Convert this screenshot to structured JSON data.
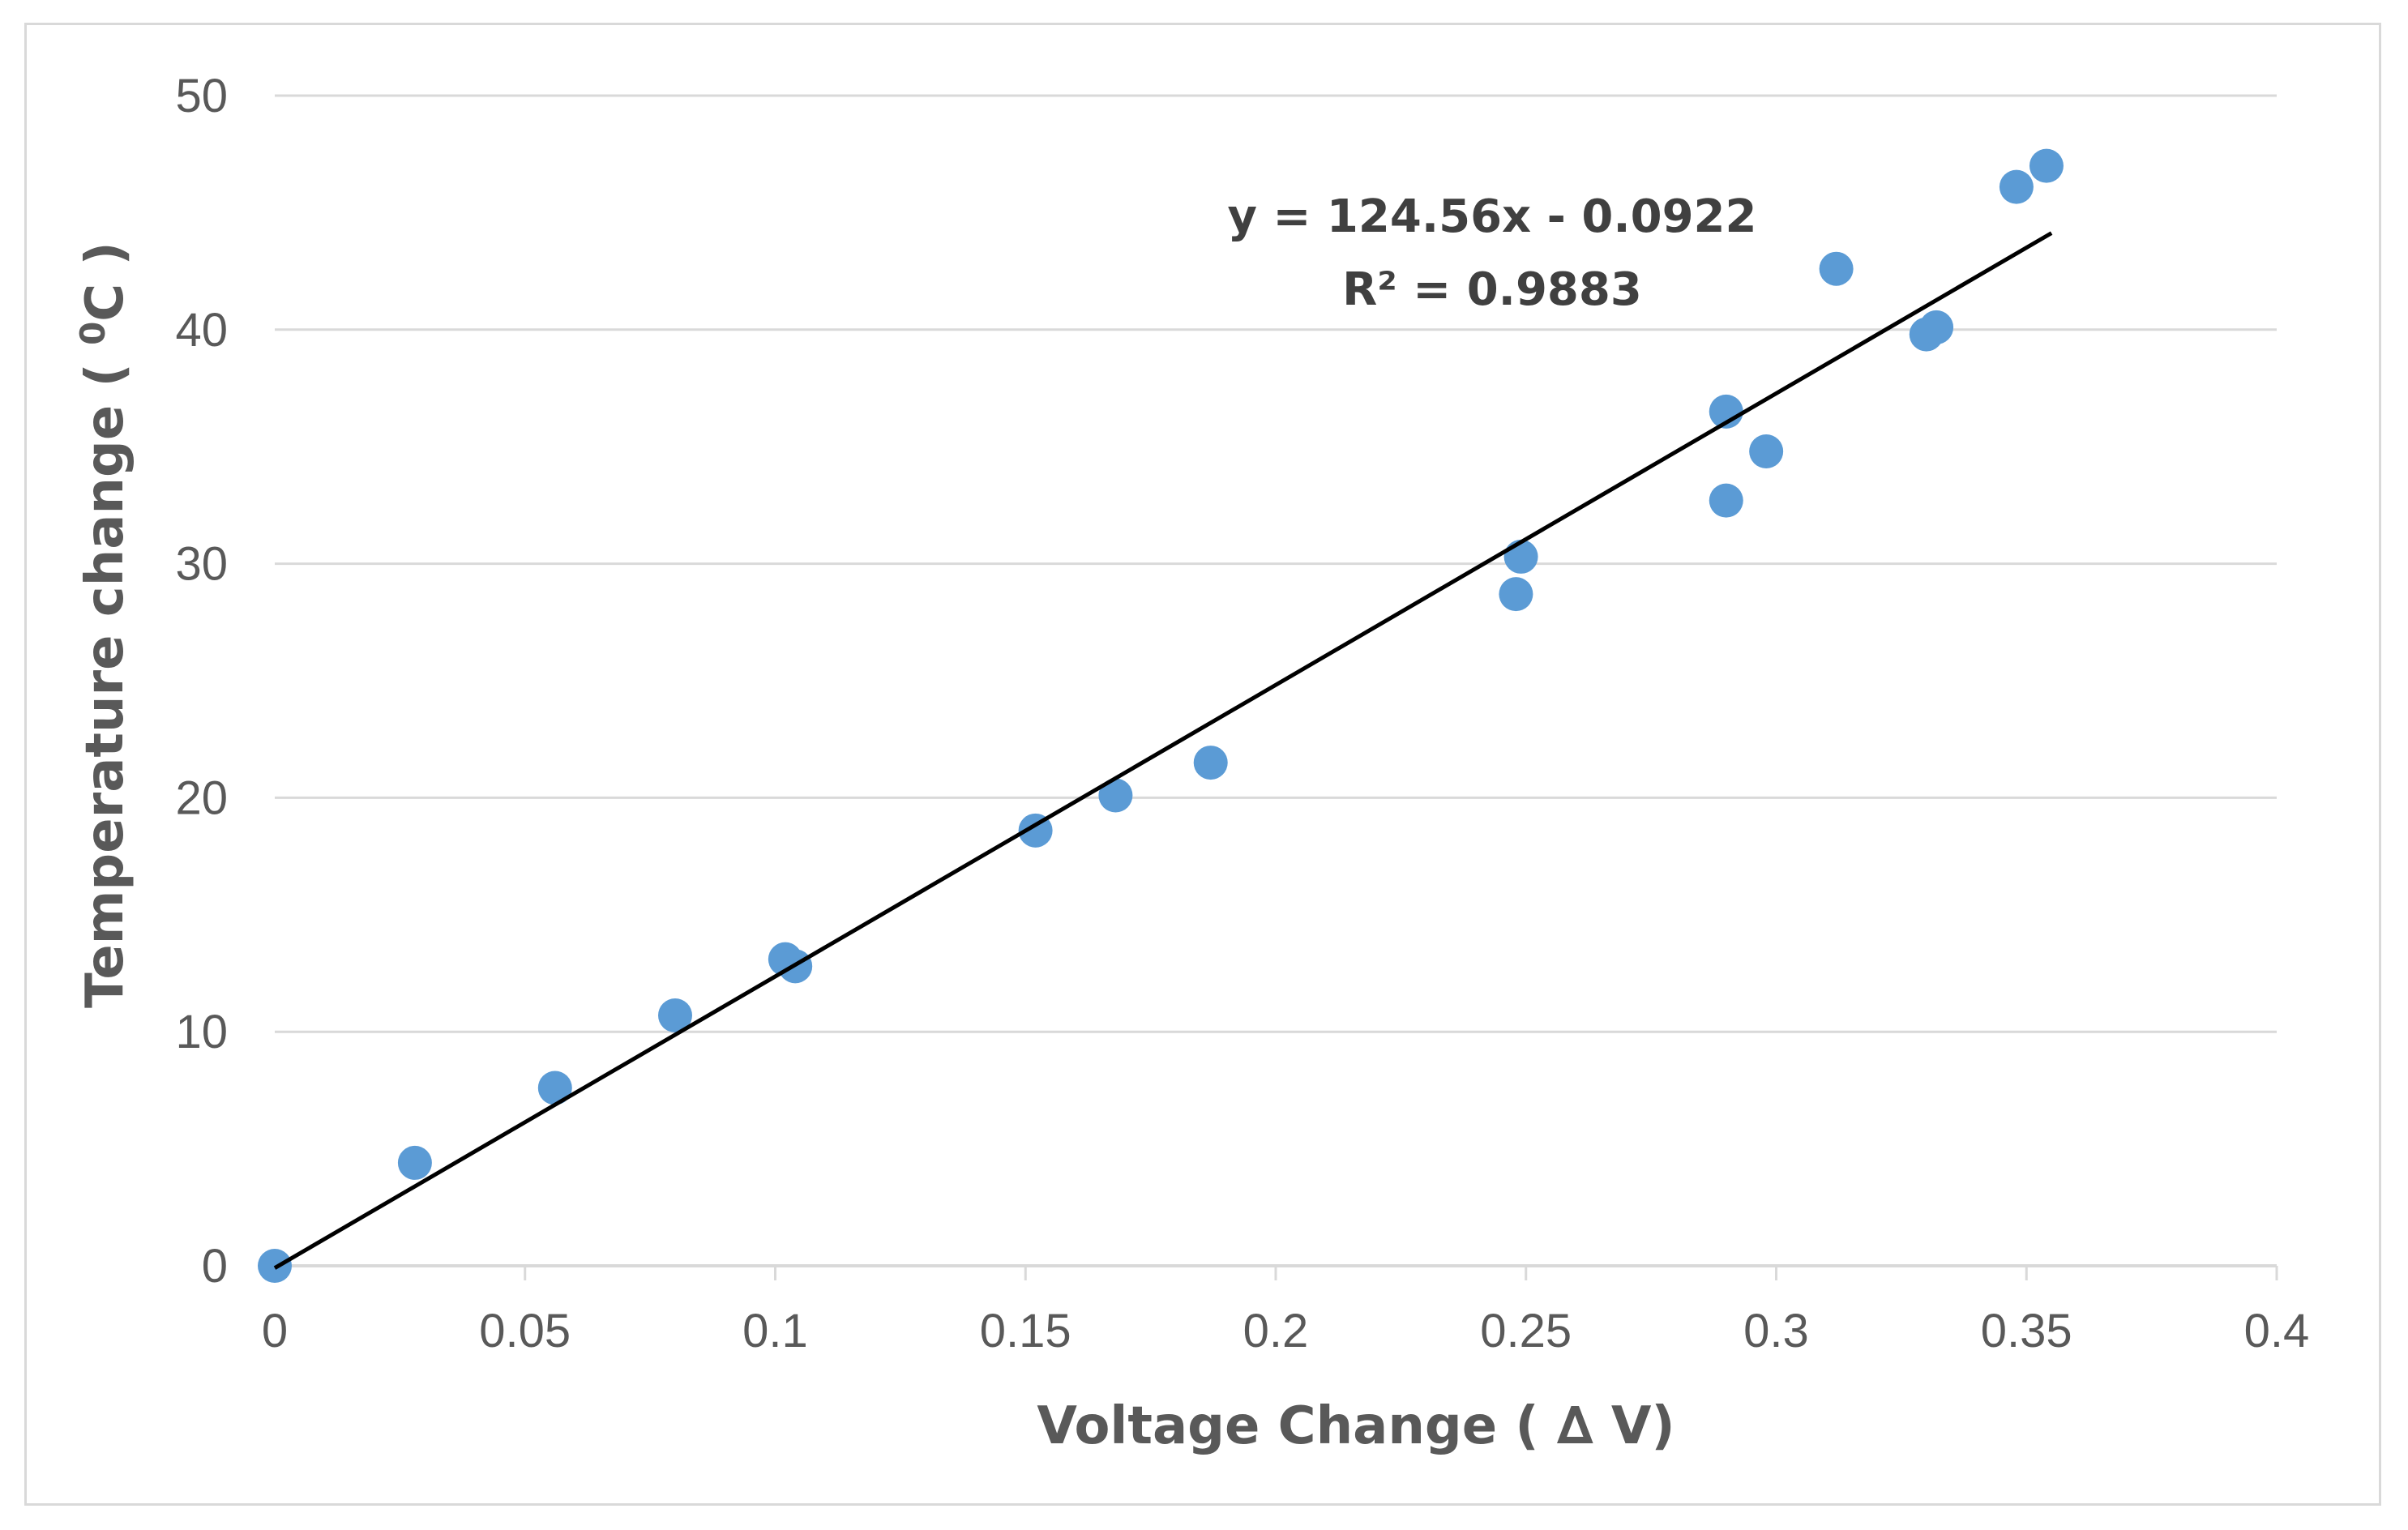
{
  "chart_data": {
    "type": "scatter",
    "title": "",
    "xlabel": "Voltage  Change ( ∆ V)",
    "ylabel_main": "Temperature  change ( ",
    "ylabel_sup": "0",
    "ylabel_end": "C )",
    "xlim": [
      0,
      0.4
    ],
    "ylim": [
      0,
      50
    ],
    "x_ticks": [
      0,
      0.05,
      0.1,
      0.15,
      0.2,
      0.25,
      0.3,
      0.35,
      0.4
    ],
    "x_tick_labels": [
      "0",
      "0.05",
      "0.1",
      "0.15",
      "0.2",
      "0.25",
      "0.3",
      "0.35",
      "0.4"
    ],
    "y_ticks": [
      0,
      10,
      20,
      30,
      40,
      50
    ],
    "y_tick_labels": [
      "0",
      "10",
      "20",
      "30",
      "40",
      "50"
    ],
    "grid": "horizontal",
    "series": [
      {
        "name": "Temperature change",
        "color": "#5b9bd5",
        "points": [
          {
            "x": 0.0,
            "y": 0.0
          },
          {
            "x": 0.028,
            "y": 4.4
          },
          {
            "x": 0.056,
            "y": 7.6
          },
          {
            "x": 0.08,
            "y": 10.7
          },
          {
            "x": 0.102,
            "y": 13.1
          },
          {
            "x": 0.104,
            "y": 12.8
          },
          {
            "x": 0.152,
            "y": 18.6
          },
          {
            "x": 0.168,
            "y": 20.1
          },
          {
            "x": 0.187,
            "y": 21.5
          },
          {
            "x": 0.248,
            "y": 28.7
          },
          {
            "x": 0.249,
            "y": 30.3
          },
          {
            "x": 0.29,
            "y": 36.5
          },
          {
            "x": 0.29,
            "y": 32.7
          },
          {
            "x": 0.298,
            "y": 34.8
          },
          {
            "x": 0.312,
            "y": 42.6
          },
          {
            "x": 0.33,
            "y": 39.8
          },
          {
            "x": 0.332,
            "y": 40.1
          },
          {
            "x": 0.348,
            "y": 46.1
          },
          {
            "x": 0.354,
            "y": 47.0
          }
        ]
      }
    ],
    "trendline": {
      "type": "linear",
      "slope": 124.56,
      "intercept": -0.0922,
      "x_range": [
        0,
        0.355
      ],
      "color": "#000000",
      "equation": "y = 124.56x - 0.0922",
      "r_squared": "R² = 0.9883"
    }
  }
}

·····

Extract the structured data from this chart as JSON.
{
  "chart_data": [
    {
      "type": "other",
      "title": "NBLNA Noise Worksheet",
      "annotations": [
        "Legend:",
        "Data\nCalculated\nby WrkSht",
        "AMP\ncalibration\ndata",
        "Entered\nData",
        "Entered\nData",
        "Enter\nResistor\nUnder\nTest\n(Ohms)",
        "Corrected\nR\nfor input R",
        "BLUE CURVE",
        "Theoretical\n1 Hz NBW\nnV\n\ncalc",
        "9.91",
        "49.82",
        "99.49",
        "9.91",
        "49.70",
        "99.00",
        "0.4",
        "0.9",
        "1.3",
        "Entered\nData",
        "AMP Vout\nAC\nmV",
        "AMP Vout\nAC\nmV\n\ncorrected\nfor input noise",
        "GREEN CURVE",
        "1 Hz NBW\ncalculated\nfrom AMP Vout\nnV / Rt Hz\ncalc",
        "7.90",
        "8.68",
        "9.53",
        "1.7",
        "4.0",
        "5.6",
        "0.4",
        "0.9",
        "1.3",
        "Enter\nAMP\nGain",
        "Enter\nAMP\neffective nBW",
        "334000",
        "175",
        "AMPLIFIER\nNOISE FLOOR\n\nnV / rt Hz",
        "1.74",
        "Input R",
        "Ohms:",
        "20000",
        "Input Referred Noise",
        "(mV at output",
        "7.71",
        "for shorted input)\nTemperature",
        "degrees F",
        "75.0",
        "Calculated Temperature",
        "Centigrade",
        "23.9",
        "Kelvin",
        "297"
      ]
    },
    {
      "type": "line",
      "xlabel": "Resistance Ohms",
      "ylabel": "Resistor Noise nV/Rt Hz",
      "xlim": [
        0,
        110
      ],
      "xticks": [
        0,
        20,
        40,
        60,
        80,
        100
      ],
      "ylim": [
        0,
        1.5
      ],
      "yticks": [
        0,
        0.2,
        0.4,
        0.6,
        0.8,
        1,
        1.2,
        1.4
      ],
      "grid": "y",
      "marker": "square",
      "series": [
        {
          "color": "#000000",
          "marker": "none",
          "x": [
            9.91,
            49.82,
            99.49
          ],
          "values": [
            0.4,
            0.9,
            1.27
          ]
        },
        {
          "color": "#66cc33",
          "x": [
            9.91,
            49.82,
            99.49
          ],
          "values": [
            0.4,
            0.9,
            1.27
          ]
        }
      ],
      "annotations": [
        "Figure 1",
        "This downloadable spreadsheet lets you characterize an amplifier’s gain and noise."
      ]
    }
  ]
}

·····

§ **Directive**
Check the data for the word "nAMP" and pull out the lines that have it.

§ **Written answer**
        "Enter\nAMP\nGain",
        "Enter\nAMP\neffective nBW",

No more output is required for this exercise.